▸ **EXERCISE DIRECTIONS**
Find each line in the records that contains the string "VMware", matching case, and copy those lines.
─── RECORDS PROVIDED ───
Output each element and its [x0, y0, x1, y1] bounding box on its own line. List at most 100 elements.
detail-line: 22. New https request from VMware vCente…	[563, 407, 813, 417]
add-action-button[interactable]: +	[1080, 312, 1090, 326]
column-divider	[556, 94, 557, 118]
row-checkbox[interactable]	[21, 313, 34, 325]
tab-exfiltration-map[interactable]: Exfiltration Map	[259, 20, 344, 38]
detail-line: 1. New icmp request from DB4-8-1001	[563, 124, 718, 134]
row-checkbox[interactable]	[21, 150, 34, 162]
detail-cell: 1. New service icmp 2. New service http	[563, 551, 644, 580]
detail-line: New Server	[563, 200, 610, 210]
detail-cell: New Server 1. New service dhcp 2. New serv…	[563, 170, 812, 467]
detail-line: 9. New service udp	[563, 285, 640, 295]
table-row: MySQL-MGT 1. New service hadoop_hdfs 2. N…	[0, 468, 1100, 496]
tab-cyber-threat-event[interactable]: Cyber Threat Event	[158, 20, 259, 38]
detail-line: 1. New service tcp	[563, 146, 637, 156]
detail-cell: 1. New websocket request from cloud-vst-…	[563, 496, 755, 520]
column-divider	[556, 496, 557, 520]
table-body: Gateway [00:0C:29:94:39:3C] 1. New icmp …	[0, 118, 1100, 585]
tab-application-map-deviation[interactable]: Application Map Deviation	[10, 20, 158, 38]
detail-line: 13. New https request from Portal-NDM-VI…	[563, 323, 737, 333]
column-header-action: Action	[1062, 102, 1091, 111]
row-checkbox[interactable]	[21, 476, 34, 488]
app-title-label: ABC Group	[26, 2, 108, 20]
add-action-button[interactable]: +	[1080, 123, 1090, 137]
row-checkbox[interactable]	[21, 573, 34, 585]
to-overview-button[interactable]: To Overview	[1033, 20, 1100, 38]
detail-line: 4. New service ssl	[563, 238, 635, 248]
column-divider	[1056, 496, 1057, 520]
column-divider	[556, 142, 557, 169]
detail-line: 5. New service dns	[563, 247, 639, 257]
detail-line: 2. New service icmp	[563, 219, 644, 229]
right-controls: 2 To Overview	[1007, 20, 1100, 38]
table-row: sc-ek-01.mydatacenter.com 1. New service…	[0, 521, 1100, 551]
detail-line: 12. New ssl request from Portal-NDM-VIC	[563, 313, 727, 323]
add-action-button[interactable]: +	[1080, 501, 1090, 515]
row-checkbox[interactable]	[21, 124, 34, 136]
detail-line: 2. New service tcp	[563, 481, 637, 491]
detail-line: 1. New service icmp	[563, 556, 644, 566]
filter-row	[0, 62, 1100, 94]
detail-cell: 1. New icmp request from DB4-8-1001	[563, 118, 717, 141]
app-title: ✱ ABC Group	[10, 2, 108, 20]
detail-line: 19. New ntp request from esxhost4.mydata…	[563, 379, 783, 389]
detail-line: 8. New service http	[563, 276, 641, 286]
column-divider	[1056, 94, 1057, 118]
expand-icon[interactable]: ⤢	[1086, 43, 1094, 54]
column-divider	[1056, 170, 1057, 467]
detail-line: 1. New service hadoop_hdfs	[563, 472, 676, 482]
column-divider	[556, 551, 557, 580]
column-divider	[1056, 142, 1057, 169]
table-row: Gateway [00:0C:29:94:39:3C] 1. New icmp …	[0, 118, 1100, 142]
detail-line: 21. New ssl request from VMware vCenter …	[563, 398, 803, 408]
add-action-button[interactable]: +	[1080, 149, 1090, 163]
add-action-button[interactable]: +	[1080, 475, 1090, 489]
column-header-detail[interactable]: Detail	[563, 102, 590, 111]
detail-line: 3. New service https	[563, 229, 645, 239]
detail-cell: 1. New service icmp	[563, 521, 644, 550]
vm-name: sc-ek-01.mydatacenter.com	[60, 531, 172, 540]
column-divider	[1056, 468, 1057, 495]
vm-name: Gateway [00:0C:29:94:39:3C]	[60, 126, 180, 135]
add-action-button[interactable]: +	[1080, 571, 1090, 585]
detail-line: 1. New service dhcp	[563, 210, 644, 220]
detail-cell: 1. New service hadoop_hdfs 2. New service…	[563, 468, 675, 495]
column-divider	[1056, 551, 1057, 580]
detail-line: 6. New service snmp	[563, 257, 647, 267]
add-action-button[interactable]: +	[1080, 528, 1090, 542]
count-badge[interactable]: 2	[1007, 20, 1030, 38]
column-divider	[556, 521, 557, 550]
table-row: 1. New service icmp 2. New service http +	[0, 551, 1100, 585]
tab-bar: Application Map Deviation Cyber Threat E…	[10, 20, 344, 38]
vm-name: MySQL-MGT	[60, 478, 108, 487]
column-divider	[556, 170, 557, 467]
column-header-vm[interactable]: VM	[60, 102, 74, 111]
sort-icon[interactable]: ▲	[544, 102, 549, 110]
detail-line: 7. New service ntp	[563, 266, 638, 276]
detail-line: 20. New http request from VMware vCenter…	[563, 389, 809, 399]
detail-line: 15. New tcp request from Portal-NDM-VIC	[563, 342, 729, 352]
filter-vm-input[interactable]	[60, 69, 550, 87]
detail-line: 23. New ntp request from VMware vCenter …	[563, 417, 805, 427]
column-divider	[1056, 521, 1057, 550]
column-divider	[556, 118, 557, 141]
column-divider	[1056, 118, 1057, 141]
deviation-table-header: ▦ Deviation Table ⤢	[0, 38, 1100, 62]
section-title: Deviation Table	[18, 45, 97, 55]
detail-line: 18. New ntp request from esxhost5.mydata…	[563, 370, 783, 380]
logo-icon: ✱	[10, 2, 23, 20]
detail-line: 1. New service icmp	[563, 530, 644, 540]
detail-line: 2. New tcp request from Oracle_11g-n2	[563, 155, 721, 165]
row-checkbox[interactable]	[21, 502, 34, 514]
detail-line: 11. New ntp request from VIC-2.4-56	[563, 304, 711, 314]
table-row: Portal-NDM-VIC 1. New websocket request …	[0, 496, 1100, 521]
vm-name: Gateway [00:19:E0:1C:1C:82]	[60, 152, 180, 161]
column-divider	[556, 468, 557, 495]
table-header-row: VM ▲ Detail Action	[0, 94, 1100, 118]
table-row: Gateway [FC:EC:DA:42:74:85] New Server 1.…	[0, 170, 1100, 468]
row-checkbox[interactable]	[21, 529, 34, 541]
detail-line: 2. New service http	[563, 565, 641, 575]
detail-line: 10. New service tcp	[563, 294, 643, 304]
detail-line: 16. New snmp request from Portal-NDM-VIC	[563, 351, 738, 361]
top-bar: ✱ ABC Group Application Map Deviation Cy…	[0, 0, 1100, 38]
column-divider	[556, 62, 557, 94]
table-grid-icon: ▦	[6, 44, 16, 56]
───
─── RECORDS PROVIDED ───
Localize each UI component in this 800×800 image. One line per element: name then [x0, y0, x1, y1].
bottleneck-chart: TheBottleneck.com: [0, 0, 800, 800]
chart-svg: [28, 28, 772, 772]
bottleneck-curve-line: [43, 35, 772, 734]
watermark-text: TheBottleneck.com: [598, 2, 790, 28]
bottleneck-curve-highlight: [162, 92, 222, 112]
───
▸ **SOLUTION TO THIS EXERCISE**
detail-line: 22. New https request from VMware vCente…	[563, 407, 813, 417]
detail-line: 21. New ssl request from VMware vCenter …	[563, 398, 803, 408]
detail-line: 20. New http request from VMware vCenter…	[563, 389, 809, 399]
detail-line: 23. New ntp request from VMware vCenter …	[563, 417, 805, 427]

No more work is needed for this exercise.